(Required task): Report the count of lines that carry the string "JSON", and add nothing.

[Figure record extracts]
---+---

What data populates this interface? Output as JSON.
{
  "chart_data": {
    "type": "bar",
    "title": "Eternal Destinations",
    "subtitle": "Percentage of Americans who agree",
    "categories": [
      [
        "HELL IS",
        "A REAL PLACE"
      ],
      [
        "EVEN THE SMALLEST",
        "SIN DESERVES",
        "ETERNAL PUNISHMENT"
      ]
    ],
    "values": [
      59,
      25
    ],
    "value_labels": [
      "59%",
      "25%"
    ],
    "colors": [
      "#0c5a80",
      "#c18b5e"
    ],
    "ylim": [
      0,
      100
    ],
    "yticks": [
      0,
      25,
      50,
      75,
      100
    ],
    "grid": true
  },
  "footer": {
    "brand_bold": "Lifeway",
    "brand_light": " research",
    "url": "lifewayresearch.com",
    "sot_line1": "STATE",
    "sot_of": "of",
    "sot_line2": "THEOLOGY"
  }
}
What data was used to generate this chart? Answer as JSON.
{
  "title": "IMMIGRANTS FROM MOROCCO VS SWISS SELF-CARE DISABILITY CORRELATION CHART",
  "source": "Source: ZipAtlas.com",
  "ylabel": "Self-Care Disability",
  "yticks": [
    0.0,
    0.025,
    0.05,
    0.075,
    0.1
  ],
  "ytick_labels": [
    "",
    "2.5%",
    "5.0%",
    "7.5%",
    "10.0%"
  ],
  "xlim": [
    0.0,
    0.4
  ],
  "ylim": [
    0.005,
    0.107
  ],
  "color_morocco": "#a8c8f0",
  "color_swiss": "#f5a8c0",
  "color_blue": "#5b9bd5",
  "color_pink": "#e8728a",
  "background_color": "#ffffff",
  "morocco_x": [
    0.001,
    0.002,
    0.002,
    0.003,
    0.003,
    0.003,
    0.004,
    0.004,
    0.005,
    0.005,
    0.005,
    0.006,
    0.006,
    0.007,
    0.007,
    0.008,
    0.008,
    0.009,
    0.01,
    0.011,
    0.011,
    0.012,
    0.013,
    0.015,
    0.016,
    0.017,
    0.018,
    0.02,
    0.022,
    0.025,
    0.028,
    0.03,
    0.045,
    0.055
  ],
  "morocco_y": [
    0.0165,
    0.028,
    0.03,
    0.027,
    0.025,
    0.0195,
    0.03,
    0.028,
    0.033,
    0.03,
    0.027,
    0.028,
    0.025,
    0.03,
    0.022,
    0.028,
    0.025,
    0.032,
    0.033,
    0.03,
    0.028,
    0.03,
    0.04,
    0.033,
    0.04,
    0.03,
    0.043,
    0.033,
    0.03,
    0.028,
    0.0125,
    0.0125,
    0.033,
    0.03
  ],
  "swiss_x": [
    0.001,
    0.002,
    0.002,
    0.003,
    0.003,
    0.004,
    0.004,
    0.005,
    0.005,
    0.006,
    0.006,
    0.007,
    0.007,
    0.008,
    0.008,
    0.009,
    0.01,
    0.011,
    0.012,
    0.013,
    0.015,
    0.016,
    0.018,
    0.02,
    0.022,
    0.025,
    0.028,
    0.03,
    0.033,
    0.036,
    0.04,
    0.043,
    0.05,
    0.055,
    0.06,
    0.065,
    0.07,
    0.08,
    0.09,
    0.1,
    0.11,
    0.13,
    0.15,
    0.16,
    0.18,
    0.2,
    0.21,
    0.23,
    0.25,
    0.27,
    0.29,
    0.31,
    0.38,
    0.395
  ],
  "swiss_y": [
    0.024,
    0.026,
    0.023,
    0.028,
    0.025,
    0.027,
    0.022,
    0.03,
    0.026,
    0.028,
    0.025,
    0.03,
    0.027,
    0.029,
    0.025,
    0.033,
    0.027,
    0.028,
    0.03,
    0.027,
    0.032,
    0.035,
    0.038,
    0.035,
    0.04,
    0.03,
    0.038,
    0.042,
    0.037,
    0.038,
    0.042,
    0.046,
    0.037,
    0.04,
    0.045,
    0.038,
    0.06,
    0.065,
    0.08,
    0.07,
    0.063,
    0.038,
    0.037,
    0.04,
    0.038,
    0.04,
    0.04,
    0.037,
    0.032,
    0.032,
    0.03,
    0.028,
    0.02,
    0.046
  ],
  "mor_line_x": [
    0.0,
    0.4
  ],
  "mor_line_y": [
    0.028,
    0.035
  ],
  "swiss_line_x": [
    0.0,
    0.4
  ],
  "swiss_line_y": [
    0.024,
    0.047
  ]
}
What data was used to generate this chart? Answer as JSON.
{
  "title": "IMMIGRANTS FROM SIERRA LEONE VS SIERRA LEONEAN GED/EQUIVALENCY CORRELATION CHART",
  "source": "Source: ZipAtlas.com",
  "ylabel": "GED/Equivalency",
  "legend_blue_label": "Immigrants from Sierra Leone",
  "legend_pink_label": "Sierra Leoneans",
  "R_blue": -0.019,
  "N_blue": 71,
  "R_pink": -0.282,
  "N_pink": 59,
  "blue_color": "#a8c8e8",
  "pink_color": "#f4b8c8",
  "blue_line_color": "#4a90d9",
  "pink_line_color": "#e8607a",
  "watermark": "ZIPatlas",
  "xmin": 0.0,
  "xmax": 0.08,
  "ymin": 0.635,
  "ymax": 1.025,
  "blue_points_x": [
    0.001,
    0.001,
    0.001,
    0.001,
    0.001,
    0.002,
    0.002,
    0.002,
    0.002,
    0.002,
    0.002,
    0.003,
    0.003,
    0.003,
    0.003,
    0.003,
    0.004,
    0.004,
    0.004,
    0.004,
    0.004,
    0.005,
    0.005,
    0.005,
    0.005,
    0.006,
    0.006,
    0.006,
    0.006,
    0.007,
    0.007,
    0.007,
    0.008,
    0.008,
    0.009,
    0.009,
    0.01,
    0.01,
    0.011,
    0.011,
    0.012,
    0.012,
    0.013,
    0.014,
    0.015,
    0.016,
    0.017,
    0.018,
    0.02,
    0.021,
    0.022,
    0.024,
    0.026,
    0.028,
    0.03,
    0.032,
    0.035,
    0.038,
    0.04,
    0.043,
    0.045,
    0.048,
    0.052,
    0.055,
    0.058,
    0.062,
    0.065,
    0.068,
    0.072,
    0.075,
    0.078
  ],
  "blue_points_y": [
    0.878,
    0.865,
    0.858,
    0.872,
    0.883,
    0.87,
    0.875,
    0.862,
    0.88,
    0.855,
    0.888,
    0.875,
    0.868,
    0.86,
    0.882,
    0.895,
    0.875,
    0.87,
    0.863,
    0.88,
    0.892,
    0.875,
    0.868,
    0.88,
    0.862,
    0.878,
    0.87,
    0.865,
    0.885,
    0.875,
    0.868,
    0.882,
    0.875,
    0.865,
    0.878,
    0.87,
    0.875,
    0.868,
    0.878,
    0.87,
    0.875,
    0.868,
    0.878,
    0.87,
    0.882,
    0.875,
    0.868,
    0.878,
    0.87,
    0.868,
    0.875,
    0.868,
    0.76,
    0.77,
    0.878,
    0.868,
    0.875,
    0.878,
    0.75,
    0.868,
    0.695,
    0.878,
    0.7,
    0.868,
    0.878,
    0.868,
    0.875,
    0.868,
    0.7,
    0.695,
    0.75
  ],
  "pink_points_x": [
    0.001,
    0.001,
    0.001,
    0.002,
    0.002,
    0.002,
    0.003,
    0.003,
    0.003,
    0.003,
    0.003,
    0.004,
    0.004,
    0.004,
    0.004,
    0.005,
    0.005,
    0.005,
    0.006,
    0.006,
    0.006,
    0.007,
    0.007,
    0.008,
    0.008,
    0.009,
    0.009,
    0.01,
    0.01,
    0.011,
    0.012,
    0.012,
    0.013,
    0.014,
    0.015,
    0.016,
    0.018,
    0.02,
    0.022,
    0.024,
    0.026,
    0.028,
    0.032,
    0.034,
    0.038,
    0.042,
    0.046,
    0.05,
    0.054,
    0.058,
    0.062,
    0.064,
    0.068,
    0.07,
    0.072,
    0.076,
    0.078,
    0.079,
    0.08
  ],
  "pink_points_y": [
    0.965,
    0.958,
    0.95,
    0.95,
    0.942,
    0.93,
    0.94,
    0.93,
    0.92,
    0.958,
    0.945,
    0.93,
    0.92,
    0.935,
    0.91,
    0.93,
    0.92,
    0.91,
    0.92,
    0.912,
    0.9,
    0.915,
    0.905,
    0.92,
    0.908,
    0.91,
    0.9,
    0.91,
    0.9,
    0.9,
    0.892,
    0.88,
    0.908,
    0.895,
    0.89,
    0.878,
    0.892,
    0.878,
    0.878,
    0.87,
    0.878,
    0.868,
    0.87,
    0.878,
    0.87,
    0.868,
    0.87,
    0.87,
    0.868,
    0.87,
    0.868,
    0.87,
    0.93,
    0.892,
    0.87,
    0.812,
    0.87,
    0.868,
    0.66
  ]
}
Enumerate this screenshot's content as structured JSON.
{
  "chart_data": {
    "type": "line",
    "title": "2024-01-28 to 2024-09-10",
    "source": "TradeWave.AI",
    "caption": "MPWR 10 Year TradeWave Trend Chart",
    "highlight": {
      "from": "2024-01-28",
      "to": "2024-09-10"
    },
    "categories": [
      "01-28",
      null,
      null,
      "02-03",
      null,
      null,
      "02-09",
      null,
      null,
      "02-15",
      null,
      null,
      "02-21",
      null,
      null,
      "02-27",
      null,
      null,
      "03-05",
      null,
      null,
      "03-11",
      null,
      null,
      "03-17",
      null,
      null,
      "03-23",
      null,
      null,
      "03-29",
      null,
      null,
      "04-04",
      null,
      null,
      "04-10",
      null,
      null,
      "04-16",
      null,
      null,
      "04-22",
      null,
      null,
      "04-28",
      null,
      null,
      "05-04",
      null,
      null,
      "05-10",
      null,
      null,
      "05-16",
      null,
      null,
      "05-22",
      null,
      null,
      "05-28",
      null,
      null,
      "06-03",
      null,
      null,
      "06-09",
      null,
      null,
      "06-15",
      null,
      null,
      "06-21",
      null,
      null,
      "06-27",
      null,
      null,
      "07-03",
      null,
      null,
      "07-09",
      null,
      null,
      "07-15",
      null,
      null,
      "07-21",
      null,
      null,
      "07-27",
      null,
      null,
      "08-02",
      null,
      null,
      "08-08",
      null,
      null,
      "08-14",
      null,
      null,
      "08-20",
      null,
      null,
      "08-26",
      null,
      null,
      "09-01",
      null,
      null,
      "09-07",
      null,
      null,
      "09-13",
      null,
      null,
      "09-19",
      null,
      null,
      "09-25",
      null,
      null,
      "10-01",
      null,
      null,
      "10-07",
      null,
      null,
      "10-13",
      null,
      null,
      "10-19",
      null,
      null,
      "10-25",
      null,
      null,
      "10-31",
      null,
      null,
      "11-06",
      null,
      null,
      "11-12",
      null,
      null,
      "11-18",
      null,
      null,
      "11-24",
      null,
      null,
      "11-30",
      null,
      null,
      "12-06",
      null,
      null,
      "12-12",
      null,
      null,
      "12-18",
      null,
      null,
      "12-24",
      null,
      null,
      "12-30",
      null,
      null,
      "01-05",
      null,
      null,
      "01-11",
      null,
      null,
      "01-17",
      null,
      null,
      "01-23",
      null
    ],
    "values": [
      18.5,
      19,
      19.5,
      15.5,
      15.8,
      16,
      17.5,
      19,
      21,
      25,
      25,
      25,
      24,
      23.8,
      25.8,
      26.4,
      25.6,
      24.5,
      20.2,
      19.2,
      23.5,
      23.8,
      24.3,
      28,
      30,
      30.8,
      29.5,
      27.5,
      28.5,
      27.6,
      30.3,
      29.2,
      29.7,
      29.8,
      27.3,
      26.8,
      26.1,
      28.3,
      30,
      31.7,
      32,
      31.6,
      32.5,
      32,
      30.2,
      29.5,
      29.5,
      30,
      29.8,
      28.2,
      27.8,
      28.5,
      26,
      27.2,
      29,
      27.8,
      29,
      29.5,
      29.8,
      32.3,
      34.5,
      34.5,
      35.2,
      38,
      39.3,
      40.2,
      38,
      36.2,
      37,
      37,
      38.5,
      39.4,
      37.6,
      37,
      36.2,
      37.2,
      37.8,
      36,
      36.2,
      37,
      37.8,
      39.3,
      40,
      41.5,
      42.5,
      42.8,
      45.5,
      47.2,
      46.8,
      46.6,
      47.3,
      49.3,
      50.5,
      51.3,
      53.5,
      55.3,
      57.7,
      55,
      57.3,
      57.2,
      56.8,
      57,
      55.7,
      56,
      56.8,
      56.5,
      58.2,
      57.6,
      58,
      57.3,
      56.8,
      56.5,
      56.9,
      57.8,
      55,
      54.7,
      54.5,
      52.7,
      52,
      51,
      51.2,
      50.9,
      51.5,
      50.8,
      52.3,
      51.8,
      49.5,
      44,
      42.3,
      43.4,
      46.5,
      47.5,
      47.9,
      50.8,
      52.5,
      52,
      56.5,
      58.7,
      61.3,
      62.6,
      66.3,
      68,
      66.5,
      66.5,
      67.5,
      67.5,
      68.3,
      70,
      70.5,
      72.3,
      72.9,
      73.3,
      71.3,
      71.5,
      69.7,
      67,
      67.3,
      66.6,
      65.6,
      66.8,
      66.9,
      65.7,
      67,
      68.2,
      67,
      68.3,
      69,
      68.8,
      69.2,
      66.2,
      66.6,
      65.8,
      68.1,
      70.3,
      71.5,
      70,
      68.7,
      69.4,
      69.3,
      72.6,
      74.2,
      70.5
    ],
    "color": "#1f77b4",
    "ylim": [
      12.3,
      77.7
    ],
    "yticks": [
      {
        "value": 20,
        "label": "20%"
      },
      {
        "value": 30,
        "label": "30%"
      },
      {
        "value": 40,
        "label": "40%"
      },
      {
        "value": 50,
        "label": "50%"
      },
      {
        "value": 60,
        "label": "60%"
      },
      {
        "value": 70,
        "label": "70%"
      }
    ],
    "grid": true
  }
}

---+---

(Exercise answer): 4